## Set problem
Put into a numbered list, with blank lines left out, everything in the listing from the line containing "- avatar[interactable]: [33, 123, 157, 247]" down to the line containing "- header-shadow: [12, 93, 404, 107]", both included.

^^^^^^^^

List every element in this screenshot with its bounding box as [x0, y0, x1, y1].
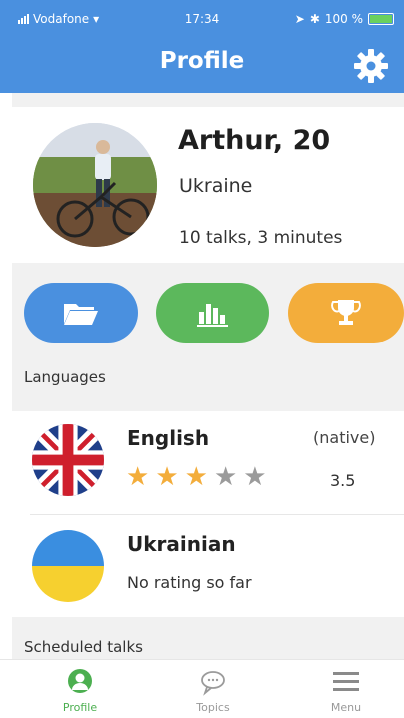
- avatar[interactable]: [33, 123, 157, 247]
- tab-label: Menu: [330, 701, 362, 714]
- row-divider: [30, 514, 404, 515]
- hamburger-icon: [333, 672, 359, 691]
- language-native-tag: (native): [313, 428, 376, 447]
- language-name-english: English: [127, 426, 210, 450]
- header-shadow: [12, 93, 404, 107]
- rating-value: 3.5: [330, 471, 356, 490]
- tab-menu[interactable]: Menu: [296, 660, 396, 718]
- profile-stats: 10 talks, 3 minutes: [179, 228, 343, 248]
- gear-icon[interactable]: [352, 47, 390, 85]
- bar-chart-icon: [196, 304, 228, 327]
- location-icon: ➤: [294, 12, 305, 26]
- uk-flag-icon: [32, 424, 104, 496]
- folder-button[interactable]: [24, 283, 138, 343]
- tab-topics[interactable]: Topics: [163, 660, 263, 718]
- battery-percent: 100 %: [324, 12, 363, 26]
- trophy-icon: [331, 300, 361, 325]
- person-icon: [68, 669, 92, 693]
- ukraine-flag-icon: [32, 530, 104, 602]
- profile-name: Arthur, 20: [178, 125, 331, 156]
- profile-country: Ukraine: [179, 175, 253, 197]
- battery-icon: [368, 13, 394, 25]
- tab-label: Topics: [196, 701, 230, 714]
- status-bar: Vodafone ▾ 17:34 ➤ ✱ 100 %: [0, 12, 404, 32]
- star-filled-icon: ★: [155, 462, 179, 492]
- folder-icon: [64, 304, 98, 325]
- rating-stars: ★ ★ ★ ★ ★: [126, 464, 267, 490]
- scheduled-heading: Scheduled talks: [24, 638, 143, 656]
- tab-label: Profile: [62, 701, 98, 714]
- statistics-button[interactable]: [156, 283, 269, 343]
- star-filled-icon: ★: [184, 462, 208, 492]
- chat-bubbles-icon: [201, 671, 225, 696]
- avatar-photo: [33, 123, 157, 247]
- no-rating-text: No rating so far: [127, 573, 252, 592]
- star-empty-icon: ★: [213, 462, 238, 492]
- tab-profile[interactable]: Profile: [30, 660, 130, 718]
- star-empty-icon: ★: [243, 462, 267, 492]
- language-name-ukrainian: Ukrainian: [127, 532, 236, 556]
- page-title: Profile: [159, 48, 245, 74]
- bluetooth-icon: ✱: [309, 12, 320, 26]
- app-header: Vodafone ▾ 17:34 ➤ ✱ 100 % Profile: [0, 0, 404, 93]
- languages-heading: Languages: [24, 368, 106, 386]
- status-right: ➤ ✱ 100 %: [295, 12, 394, 26]
- tab-bar: Profile Topics Menu: [0, 659, 404, 718]
- star-filled-icon: ★: [126, 462, 150, 492]
- achievements-button[interactable]: [288, 283, 404, 343]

^^^^^^^^

## Written response
1. - avatar[interactable]: [33, 123, 157, 247]
2. - tab-label: Menu: [330, 701, 362, 714]
3. - row-divider: [30, 514, 404, 515]
4. - hamburger-icon: [333, 672, 359, 691]
5. - language-native-tag: (native): [313, 428, 376, 447]
6. - language-name-english: English: [127, 426, 210, 450]
7. - header-shadow: [12, 93, 404, 107]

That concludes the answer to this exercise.